-- RECORDS PROVIDED start --

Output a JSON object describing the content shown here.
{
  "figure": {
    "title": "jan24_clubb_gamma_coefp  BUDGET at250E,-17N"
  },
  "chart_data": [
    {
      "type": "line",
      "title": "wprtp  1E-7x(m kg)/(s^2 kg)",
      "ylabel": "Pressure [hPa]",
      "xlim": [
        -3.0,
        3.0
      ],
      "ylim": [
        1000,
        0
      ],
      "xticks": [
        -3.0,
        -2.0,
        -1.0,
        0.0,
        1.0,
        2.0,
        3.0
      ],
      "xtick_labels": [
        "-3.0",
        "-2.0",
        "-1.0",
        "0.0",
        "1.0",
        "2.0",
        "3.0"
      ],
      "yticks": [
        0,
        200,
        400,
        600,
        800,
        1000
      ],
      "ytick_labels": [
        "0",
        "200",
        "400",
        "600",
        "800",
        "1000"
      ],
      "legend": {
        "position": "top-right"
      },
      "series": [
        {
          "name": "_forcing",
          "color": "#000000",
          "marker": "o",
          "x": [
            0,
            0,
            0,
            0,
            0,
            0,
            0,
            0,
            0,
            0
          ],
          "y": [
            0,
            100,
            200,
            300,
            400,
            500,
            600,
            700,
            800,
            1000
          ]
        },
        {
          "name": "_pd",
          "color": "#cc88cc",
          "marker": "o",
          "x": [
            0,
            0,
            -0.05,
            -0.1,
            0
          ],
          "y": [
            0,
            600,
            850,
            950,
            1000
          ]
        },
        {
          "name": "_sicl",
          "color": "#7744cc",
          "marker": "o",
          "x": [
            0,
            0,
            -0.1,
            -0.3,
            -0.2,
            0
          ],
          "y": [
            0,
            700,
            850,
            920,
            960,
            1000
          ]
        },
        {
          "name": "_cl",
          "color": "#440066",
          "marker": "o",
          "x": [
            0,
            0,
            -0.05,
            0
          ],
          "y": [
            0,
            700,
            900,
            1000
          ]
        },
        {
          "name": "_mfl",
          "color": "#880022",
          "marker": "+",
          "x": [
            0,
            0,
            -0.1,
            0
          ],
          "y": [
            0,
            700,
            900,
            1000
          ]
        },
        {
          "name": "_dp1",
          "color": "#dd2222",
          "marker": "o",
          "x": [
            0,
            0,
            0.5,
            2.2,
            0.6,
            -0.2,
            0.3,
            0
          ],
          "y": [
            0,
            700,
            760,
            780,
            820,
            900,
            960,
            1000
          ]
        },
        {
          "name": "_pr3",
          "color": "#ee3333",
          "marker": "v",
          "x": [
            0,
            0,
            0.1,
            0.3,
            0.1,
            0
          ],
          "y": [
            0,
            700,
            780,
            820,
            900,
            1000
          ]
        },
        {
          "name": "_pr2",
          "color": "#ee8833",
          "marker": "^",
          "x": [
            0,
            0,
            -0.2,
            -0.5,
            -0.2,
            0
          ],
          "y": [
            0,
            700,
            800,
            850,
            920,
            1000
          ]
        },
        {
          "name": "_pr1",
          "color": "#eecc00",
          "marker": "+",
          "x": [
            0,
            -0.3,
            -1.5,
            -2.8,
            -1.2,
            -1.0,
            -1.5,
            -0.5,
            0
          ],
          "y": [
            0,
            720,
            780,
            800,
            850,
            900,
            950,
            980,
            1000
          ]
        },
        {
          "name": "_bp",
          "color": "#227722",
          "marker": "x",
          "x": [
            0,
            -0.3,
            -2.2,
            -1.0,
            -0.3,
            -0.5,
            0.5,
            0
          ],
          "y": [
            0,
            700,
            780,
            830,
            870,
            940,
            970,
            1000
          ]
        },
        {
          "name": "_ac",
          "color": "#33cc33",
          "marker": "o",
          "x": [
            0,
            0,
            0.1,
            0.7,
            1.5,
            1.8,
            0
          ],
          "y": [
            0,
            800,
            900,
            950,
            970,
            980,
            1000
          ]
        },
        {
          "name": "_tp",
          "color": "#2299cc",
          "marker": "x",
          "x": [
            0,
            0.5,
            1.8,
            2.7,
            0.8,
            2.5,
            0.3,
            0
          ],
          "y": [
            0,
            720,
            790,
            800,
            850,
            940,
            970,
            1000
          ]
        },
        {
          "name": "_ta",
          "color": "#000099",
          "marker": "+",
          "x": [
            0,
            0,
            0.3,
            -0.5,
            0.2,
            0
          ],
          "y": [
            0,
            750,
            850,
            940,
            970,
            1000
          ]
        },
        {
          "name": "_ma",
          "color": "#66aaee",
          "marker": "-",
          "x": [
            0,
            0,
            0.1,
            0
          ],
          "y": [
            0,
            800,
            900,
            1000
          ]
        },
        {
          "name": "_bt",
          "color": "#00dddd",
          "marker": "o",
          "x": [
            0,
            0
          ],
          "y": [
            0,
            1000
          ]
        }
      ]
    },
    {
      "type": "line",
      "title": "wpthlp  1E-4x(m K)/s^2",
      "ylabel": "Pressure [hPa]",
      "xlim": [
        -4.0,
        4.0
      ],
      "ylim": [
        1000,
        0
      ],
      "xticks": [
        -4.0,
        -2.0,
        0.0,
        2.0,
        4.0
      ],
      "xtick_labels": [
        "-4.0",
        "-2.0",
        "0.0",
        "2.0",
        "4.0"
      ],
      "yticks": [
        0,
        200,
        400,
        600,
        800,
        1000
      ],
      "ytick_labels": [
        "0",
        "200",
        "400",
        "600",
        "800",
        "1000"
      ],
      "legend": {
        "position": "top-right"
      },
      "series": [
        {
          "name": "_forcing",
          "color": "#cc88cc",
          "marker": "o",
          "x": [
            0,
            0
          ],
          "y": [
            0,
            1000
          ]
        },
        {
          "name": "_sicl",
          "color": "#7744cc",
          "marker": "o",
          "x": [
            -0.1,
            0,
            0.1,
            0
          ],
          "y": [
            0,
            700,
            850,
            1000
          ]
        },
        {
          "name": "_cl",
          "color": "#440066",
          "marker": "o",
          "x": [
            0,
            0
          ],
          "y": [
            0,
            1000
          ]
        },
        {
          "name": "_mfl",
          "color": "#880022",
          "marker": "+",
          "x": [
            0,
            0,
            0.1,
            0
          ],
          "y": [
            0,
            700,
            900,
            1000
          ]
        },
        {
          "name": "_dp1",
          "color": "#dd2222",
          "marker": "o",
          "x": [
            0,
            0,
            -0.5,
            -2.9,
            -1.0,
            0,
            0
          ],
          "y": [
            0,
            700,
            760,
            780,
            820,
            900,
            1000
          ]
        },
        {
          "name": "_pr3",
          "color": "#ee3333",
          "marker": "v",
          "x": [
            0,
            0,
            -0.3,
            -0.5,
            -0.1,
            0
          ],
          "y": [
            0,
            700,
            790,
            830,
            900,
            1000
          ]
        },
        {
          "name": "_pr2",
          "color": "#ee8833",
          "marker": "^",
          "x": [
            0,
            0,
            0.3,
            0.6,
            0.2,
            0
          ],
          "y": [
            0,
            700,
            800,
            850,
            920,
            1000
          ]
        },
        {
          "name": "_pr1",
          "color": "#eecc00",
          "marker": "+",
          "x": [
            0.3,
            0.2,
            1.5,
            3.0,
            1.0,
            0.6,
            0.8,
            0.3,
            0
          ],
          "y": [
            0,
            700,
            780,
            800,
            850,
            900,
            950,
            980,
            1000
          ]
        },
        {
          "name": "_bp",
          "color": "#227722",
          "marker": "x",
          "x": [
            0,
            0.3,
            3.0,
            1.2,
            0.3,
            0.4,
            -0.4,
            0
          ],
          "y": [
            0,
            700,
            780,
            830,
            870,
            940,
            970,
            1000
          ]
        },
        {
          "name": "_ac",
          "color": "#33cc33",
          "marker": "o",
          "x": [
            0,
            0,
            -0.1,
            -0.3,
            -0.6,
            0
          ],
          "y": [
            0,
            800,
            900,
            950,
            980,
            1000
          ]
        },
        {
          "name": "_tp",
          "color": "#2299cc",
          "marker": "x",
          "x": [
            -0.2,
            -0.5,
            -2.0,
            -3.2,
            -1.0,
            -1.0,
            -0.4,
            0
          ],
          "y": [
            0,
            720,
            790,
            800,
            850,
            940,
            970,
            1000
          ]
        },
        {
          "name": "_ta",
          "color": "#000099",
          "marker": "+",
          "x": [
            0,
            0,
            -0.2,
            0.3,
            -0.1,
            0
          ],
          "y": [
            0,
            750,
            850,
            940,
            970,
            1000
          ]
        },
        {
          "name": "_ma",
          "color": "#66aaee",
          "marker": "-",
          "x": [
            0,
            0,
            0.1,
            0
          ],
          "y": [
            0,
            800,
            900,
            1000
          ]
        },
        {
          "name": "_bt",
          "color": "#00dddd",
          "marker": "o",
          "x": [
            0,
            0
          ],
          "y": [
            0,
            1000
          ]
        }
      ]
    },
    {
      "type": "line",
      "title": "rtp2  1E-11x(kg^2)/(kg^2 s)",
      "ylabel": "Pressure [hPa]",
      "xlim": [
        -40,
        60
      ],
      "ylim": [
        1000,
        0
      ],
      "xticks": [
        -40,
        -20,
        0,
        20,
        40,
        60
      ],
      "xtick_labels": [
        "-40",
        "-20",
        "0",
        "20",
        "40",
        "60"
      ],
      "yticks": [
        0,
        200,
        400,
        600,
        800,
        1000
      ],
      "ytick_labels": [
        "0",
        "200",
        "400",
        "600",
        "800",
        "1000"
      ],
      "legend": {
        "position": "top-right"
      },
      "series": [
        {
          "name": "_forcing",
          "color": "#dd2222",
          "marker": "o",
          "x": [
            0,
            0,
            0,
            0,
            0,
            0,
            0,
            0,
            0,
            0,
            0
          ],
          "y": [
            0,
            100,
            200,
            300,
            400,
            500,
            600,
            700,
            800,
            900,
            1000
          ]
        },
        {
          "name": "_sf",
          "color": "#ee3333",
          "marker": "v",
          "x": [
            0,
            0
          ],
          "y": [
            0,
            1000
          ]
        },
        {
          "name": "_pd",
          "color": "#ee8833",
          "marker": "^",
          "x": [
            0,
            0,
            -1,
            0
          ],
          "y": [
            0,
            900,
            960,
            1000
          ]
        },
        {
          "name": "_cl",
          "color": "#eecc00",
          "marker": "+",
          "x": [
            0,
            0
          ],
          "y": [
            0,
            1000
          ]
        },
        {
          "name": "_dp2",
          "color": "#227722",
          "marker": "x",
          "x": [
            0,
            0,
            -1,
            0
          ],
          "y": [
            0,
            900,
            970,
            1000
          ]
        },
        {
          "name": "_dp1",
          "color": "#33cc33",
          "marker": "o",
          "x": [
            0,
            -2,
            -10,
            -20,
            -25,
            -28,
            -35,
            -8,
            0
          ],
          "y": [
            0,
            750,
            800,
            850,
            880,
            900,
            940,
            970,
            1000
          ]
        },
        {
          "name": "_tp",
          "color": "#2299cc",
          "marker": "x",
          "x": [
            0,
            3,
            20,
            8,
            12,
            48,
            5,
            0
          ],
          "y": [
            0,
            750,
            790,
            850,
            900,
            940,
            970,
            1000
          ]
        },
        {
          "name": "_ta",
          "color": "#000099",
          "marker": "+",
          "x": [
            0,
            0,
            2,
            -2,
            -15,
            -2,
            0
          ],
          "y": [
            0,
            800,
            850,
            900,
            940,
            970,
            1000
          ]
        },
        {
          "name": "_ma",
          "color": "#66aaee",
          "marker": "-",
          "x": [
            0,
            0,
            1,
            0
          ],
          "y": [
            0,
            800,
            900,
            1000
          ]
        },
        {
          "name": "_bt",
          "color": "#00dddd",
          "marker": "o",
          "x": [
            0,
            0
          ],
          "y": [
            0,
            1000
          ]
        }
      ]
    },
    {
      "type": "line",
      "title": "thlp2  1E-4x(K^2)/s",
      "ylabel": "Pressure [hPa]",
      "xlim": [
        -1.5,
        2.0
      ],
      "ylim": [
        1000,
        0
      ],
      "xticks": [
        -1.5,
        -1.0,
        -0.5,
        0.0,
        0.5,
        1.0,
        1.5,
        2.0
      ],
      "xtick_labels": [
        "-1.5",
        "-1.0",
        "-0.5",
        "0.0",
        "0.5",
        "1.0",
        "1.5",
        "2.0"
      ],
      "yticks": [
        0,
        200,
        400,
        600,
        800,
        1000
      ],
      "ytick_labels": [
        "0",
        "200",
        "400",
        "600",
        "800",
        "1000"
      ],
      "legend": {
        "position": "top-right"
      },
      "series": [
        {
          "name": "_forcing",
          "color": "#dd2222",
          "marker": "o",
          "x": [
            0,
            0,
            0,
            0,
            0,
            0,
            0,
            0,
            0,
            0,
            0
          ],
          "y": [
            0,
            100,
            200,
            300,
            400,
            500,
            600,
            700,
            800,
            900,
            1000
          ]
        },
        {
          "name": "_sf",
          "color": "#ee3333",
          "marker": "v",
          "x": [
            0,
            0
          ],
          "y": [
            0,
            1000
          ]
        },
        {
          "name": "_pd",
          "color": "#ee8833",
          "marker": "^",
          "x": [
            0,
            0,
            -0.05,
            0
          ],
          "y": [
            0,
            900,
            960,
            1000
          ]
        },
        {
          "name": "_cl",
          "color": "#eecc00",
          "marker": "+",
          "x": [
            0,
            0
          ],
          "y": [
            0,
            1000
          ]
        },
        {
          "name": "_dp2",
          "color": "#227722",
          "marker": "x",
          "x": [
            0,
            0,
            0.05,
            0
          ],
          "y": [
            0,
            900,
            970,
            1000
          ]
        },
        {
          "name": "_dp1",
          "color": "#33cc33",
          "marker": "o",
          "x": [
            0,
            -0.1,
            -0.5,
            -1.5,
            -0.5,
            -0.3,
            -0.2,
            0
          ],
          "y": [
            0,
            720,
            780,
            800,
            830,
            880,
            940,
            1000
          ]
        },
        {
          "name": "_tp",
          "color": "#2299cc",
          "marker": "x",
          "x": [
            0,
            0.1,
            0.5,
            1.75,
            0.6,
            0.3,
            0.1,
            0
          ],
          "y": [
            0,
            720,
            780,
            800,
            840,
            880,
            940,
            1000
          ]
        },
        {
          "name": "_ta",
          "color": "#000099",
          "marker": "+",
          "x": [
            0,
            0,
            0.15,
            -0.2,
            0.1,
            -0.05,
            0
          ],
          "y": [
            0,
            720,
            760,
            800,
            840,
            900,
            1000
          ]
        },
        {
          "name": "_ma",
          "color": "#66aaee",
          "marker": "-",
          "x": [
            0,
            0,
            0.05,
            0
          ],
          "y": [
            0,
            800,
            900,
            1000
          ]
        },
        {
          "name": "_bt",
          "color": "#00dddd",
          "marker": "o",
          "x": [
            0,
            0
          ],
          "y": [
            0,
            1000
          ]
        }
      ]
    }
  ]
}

-- RECORDS PROVIDED end --

_WRITTEN TASK:_ Looking at the material above, count the lines containing the string "title" and reply with the count alone.

_WRITTEN SOLUTION:_ 5